■ Task instructions
Write the data out again, exactly as given.
_ _ _
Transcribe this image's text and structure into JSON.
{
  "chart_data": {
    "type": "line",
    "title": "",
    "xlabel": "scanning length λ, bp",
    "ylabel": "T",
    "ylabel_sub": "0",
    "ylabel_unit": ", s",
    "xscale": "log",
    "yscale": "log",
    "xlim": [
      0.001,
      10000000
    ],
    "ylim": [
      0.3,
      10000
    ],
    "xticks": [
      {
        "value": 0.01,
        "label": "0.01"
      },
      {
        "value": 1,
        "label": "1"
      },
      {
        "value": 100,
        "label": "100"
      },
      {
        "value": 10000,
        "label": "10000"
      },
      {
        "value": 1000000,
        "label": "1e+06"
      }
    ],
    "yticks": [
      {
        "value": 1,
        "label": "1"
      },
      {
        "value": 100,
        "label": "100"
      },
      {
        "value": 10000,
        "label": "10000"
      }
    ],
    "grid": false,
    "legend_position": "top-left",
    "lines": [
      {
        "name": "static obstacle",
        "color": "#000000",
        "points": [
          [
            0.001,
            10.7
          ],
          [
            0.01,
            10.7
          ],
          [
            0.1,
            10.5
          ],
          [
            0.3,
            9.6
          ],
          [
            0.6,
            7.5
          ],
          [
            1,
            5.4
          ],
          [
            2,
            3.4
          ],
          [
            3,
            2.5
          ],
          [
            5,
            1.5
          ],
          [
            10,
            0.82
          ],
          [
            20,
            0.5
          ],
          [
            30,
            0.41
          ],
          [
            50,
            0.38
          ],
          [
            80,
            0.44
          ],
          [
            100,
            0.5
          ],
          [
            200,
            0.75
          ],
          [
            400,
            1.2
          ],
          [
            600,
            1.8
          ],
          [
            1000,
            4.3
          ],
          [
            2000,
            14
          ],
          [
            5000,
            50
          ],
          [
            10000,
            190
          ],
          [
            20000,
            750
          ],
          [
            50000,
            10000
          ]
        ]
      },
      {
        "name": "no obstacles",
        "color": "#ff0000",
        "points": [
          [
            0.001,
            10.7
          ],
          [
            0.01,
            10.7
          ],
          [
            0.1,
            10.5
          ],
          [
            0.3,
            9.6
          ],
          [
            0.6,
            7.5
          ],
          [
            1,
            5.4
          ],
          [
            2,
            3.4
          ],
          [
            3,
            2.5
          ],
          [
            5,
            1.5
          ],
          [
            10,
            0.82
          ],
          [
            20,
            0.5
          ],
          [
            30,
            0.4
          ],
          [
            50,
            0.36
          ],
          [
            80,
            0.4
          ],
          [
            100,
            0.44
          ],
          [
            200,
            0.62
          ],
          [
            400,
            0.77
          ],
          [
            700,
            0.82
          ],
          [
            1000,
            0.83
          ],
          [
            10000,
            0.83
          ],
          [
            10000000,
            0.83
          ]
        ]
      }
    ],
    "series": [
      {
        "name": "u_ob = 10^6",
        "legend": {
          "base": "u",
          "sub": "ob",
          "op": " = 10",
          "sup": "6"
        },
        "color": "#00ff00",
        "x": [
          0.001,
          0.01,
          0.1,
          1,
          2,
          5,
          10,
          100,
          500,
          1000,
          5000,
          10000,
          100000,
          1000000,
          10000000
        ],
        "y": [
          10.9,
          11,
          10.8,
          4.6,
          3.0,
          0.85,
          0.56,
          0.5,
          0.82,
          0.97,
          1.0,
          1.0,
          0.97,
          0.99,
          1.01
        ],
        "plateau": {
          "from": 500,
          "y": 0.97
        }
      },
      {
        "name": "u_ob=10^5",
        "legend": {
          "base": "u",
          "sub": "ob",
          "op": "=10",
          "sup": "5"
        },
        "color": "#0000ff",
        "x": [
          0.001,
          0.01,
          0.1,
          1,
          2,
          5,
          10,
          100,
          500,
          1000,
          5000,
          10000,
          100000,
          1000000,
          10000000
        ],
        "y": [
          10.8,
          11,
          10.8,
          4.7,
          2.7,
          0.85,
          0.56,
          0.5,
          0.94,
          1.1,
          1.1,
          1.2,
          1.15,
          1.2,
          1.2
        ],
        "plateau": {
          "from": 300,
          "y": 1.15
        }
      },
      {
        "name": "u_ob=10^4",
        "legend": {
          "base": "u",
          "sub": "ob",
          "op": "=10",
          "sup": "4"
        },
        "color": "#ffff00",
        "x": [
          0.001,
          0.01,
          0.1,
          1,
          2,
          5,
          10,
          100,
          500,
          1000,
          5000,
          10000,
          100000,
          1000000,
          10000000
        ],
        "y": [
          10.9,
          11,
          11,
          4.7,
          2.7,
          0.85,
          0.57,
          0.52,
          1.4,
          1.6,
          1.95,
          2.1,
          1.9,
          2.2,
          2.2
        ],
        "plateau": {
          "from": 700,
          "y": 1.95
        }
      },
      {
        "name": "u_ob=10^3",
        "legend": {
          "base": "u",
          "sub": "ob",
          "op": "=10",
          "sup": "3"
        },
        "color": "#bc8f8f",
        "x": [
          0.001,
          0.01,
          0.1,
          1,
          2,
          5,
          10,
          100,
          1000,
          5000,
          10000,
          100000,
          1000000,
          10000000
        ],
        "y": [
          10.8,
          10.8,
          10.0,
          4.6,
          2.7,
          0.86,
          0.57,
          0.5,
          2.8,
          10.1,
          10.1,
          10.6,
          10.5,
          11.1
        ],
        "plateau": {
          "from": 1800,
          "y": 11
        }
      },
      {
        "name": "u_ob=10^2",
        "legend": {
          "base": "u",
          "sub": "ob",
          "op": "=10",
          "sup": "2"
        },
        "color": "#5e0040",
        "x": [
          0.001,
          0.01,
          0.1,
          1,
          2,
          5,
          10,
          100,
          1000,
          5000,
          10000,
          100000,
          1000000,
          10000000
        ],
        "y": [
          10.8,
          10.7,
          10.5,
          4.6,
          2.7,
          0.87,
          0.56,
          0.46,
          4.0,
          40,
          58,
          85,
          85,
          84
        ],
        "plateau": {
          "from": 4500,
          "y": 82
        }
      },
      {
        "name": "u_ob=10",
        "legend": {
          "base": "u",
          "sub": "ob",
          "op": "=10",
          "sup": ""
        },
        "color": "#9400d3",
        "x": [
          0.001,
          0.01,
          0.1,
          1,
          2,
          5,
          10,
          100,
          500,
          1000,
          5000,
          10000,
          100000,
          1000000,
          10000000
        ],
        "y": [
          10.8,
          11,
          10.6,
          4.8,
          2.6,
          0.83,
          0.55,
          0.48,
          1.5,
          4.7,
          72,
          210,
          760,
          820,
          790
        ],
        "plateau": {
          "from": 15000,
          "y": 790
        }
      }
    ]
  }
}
_ _ _
■ Expected output
Transcribe this image's text and structure into JSON.
{
  "chart_data": {
    "type": "line",
    "title": "",
    "xlabel": "scanning length λ, bp",
    "ylabel": "T",
    "ylabel_sub": "0",
    "ylabel_unit": ", s",
    "xscale": "log",
    "yscale": "log",
    "xlim": [
      0.001,
      10000000
    ],
    "ylim": [
      0.3,
      10000
    ],
    "xticks": [
      {
        "value": 0.01,
        "label": "0.01"
      },
      {
        "value": 1,
        "label": "1"
      },
      {
        "value": 100,
        "label": "100"
      },
      {
        "value": 10000,
        "label": "10000"
      },
      {
        "value": 1000000,
        "label": "1e+06"
      }
    ],
    "yticks": [
      {
        "value": 1,
        "label": "1"
      },
      {
        "value": 100,
        "label": "100"
      },
      {
        "value": 10000,
        "label": "10000"
      }
    ],
    "grid": false,
    "legend_position": "top-left",
    "lines": [
      {
        "name": "static obstacle",
        "color": "#000000",
        "points": [
          [
            0.001,
            10.7
          ],
          [
            0.01,
            10.7
          ],
          [
            0.1,
            10.5
          ],
          [
            0.3,
            9.6
          ],
          [
            0.6,
            7.5
          ],
          [
            1,
            5.4
          ],
          [
            2,
            3.4
          ],
          [
            3,
            2.5
          ],
          [
            5,
            1.5
          ],
          [
            10,
            0.82
          ],
          [
            20,
            0.5
          ],
          [
            30,
            0.41
          ],
          [
            50,
            0.38
          ],
          [
            80,
            0.44
          ],
          [
            100,
            0.5
          ],
          [
            200,
            0.75
          ],
          [
            400,
            1.2
          ],
          [
            600,
            1.8
          ],
          [
            1000,
            4.3
          ],
          [
            2000,
            14
          ],
          [
            5000,
            50
          ],
          [
            10000,
            190
          ],
          [
            20000,
            750
          ],
          [
            50000,
            10000
          ]
        ]
      },
      {
        "name": "no obstacles",
        "color": "#ff0000",
        "points": [
          [
            0.001,
            10.7
          ],
          [
            0.01,
            10.7
          ],
          [
            0.1,
            10.5
          ],
          [
            0.3,
            9.6
          ],
          [
            0.6,
            7.5
          ],
          [
            1,
            5.4
          ],
          [
            2,
            3.4
          ],
          [
            3,
            2.5
          ],
          [
            5,
            1.5
          ],
          [
            10,
            0.82
          ],
          [
            20,
            0.5
          ],
          [
            30,
            0.4
          ],
          [
            50,
            0.36
          ],
          [
            80,
            0.4
          ],
          [
            100,
            0.44
          ],
          [
            200,
            0.62
          ],
          [
            400,
            0.77
          ],
          [
            700,
            0.82
          ],
          [
            1000,
            0.83
          ],
          [
            10000,
            0.83
          ],
          [
            10000000,
            0.83
          ]
        ]
      }
    ],
    "series": [
      {
        "name": "u_ob = 10^6",
        "legend": {
          "base": "u",
          "sub": "ob",
          "op": " = 10",
          "sup": "6"
        },
        "color": "#00ff00",
        "x": [
          0.001,
          0.01,
          0.1,
          1,
          2,
          5,
          10,
          100,
          500,
          1000,
          5000,
          10000,
          100000,
          1000000,
          10000000
        ],
        "y": [
          10.9,
          11,
          10.8,
          4.6,
          3.0,
          0.85,
          0.56,
          0.5,
          0.82,
          0.97,
          1.0,
          1.0,
          0.97,
          0.99,
          1.01
        ],
        "plateau": {
          "from": 500,
          "y": 0.97
        }
      },
      {
        "name": "u_ob=10^5",
        "legend": {
          "base": "u",
          "sub": "ob",
          "op": "=10",
          "sup": "5"
        },
        "color": "#0000ff",
        "x": [
          0.001,
          0.01,
          0.1,
          1,
          2,
          5,
          10,
          100,
          500,
          1000,
          5000,
          10000,
          100000,
          1000000,
          10000000
        ],
        "y": [
          10.8,
          11,
          10.8,
          4.7,
          2.7,
          0.85,
          0.56,
          0.5,
          0.94,
          1.1,
          1.1,
          1.2,
          1.15,
          1.2,
          1.2
        ],
        "plateau": {
          "from": 300,
          "y": 1.15
        }
      },
      {
        "name": "u_ob=10^4",
        "legend": {
          "base": "u",
          "sub": "ob",
          "op": "=10",
          "sup": "4"
        },
        "color": "#ffff00",
        "x": [
          0.001,
          0.01,
          0.1,
          1,
          2,
          5,
          10,
          100,
          500,
          1000,
          5000,
          10000,
          100000,
          1000000,
          10000000
        ],
        "y": [
          10.9,
          11,
          11,
          4.7,
          2.7,
          0.85,
          0.57,
          0.52,
          1.4,
          1.6,
          1.95,
          2.1,
          1.9,
          2.2,
          2.2
        ],
        "plateau": {
          "from": 700,
          "y": 1.95
        }
      },
      {
        "name": "u_ob=10^3",
        "legend": {
          "base": "u",
          "sub": "ob",
          "op": "=10",
          "sup": "3"
        },
        "color": "#bc8f8f",
        "x": [
          0.001,
          0.01,
          0.1,
          1,
          2,
          5,
          10,
          100,
          1000,
          5000,
          10000,
          100000,
          1000000,
          10000000
        ],
        "y": [
          10.8,
          10.8,
          10.0,
          4.6,
          2.7,
          0.86,
          0.57,
          0.5,
          2.8,
          10.1,
          10.1,
          10.6,
          10.5,
          11.1
        ],
        "plateau": {
          "from": 1800,
          "y": 11
        }
      },
      {
        "name": "u_ob=10^2",
        "legend": {
          "base": "u",
          "sub": "ob",
          "op": "=10",
          "sup": "2"
        },
        "color": "#5e0040",
        "x": [
          0.001,
          0.01,
          0.1,
          1,
          2,
          5,
          10,
          100,
          1000,
          5000,
          10000,
          100000,
          1000000,
          10000000
        ],
        "y": [
          10.8,
          10.7,
          10.5,
          4.6,
          2.7,
          0.87,
          0.56,
          0.46,
          4.0,
          40,
          58,
          85,
          85,
          84
        ],
        "plateau": {
          "from": 4500,
          "y": 82
        }
      },
      {
        "name": "u_ob=10",
        "legend": {
          "base": "u",
          "sub": "ob",
          "op": "=10",
          "sup": ""
        },
        "color": "#9400d3",
        "x": [
          0.001,
          0.01,
          0.1,
          1,
          2,
          5,
          10,
          100,
          500,
          1000,
          5000,
          10000,
          100000,
          1000000,
          10000000
        ],
        "y": [
          10.8,
          11,
          10.6,
          4.8,
          2.6,
          0.83,
          0.55,
          0.48,
          1.5,
          4.7,
          72,
          210,
          760,
          820,
          790
        ],
        "plateau": {
          "from": 15000,
          "y": 790
        }
      }
    ]
  }
}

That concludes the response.